**Your goal**
Answer these from the Herman Miller manufacturing text:
(a) In what year did Coronado join Herman Miller?
(b) In the Sayl Chair prototyping stage, how many operators did it take to attach the backrest to the frame?
(c) What company has Herman Miller re-engaged with to meet the demands of business today?
++++ Source document ++++
Coronado, who joined Herman Miller in 1994, was one of the original facilitators on the Aeron Chair line. He observed how operators were straining to grab chair bases from a conveyance cart and place them on the line. A tinkerer since his childhood, Coronado worked with our model shop to devise a new method for delivering bases to the line—one that not only reduced strain, but also shaved time off the Aeron assembly process.

Other facilitators began seeking Coronado out, asking him to build similar carts for their lines. Supervisors took note and promoted him to Fabricating Technician. Today, building carts, racks, and other mechanisms to deliver parts and packaging materials more efficiently and ergonomically is his full-time job.

“HMPS pretty much teaches you to look for ways to remove the waste,” Coronado said—that means wasted effort as well as wasted time. “I do what I can to make other people’s jobs easier.”

“There are so many stories of people who start here as operators on the shop floor, and their HMPS learning opens up these doors for them.”

—Pierre Fowler, Advanced Manufacturing Lead

Work in Process

Like Coronado, Pierre Fowler works to find ways to help our manufacturing team remove waste from their workflow. He just works further upstream. Fowler spent time working on the Aeron line in the mid-2000s, where his knack for problem-solving caught the attention of supervisors. By 2010, they assigned him to a new product line that offered plenty of problems to solve.

The Sayl Chair was set to launch, but we needed to figure out a better way to attach its elastomeric backrest to its frame. In the prototyping stage, it took two operators more than one minute to complete that step. “We couldn’t go into production like that,” Fowler said. He and his fellow operators provided valuable input as our HMPS team refined the Sayl assembly process, and soon one operator could attach the backrest in less than 15 seconds without assistance.

Recognizing the value of Fowler’s feedback, the HMPS team developed a new role—Advanced Manufacturing Lead—dedicated to keeping design-for-manufacture at the fore throughout product development. Then they hand-picked Fowler to fill it. “I didn’t even ask what it was,” Fowler remembered. “I said, ‘Sign me up.’ I had been looking for an opportunity to move up within the company.”

HMPS on display at Herman Miller GreenHouse

The visual workplace is an important element of HMPS. Visual staffing boards like this one allow Work Team Leaders to quickly know whether they have all positions covered at the beginning of a shift.

A life preserver in a time of crisis, a ladder to growth and opportunity: HMPS has meant a lot to Herman Miller over the last 20 years. Looking ahead to the next 20, however, the most apt metaphor might simply be a clear path forward.

As offices become less uniform, they require a wider variety of furniture. The days when a furniture company could outfit a corporate headquarters with hundreds or even thousands of the same thing? They’re gone. So, to help us meet the demands of business today, we’ve re-engaged with Toyota.
++++ Provided information ++++
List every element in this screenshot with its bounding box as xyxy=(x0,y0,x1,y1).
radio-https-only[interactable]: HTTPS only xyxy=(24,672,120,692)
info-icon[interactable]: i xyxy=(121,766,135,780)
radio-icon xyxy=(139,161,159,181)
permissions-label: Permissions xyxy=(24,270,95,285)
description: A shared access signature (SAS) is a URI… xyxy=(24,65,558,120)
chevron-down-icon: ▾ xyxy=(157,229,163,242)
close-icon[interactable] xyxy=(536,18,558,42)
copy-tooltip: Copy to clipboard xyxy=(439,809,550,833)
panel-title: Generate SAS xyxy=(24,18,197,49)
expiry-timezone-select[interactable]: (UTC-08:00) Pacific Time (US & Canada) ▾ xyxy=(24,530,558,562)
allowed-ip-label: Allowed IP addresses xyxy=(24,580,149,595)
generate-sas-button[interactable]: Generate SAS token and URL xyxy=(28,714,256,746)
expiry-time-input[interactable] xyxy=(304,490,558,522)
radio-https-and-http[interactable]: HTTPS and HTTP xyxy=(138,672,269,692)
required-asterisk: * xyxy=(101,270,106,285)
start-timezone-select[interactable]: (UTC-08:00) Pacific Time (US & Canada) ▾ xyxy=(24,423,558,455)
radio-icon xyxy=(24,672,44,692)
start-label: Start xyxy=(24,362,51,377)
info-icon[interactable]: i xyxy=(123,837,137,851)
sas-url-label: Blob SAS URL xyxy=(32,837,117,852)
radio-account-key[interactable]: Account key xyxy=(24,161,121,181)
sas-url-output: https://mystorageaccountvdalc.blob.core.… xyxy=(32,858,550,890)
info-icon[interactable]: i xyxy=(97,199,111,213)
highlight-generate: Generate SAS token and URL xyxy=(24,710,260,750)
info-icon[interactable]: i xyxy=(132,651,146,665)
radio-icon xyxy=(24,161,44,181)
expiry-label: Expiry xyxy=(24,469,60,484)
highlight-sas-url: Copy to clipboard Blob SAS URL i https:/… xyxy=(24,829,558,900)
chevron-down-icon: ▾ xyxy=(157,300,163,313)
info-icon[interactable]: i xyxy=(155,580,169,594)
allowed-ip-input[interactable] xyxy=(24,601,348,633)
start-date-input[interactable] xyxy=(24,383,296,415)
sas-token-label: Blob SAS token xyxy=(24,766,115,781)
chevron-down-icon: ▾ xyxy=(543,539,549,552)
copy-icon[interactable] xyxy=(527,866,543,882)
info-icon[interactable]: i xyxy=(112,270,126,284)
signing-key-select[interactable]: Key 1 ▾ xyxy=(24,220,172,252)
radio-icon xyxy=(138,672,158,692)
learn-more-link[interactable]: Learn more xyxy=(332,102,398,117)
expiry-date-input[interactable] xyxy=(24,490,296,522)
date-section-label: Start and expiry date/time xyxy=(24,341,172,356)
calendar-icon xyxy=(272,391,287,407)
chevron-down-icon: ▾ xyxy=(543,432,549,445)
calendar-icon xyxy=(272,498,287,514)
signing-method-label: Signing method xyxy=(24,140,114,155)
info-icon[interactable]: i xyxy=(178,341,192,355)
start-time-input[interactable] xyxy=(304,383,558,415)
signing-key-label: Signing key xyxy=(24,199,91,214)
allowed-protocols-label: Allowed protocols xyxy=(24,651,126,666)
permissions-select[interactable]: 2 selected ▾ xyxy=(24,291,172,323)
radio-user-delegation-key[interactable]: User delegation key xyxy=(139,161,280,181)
++++
**Result**
(a) 1994
(b) Two operators
(c) Toyota